WHAT THE EXERCISE ASKS:
Pick every line with "this" from the material below.

Rows from a figure dataset:
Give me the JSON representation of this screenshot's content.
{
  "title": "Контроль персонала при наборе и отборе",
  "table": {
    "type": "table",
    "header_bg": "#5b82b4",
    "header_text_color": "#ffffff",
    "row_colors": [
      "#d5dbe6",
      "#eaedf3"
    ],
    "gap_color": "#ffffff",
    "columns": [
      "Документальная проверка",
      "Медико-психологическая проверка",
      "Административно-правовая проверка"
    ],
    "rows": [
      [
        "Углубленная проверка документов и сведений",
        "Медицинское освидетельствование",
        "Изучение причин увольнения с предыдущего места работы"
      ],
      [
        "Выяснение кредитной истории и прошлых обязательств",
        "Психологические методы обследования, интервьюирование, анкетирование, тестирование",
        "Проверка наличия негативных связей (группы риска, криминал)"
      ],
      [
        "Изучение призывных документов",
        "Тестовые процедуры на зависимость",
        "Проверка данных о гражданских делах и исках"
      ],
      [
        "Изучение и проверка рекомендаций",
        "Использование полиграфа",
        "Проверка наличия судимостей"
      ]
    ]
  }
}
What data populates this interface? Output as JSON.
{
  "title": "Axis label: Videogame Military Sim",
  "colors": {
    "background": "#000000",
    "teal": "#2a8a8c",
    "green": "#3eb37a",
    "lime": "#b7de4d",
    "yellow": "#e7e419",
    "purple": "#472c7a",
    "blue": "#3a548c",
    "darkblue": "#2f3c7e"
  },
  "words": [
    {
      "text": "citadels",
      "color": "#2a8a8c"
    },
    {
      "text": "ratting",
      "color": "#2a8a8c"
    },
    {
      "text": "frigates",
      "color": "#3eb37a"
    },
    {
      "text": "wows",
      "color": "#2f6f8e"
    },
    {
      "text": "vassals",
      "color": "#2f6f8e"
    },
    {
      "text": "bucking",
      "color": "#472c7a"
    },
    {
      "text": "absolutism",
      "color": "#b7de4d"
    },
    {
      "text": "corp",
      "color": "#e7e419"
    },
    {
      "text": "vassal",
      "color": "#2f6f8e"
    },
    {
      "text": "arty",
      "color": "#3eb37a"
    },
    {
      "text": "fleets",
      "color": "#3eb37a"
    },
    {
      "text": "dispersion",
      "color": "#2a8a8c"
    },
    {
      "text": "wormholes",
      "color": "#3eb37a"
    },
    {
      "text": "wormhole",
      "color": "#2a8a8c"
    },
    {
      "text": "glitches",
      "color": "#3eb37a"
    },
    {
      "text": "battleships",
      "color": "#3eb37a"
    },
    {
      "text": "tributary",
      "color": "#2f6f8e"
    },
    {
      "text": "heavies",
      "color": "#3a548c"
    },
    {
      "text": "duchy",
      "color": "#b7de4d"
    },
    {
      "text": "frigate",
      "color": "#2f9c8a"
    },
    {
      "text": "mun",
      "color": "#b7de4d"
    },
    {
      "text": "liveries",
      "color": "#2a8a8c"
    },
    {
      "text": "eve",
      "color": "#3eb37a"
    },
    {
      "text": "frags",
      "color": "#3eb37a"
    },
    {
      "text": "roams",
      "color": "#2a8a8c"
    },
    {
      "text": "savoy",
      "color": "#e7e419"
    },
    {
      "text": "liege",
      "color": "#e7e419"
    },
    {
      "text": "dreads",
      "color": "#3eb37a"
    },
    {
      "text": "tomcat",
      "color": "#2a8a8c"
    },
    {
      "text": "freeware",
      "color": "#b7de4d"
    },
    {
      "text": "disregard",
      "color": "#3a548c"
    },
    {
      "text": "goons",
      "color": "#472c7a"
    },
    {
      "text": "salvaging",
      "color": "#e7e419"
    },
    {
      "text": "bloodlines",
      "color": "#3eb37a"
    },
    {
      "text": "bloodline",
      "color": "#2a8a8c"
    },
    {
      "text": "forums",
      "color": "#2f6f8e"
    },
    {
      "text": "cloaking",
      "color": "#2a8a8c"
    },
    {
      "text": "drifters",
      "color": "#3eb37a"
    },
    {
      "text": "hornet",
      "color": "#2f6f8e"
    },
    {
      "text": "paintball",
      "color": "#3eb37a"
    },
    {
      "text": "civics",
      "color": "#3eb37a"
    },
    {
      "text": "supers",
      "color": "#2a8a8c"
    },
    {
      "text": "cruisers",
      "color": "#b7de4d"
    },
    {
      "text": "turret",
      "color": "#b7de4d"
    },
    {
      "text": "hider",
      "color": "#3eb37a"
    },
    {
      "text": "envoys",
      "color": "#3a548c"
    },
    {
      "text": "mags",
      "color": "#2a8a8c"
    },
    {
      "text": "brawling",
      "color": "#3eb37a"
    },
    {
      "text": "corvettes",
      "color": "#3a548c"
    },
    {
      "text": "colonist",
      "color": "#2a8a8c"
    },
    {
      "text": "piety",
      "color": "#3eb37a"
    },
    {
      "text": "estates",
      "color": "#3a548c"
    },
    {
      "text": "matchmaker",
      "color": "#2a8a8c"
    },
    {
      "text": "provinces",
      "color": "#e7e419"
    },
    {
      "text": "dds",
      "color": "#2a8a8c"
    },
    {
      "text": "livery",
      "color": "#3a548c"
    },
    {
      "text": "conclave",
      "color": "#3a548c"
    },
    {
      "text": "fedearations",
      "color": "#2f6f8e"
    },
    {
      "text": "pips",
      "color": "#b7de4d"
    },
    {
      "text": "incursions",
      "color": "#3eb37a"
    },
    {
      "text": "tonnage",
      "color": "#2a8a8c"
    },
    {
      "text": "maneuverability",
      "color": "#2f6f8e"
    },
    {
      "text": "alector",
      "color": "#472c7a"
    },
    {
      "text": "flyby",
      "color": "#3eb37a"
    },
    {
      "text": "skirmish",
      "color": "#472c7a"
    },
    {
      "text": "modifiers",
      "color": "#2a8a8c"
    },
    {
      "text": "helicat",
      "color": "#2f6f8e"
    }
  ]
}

TASK OUTPUT:
Give me the JSON representation of this screenshot's content.
What data populates this interface? Output as JSON.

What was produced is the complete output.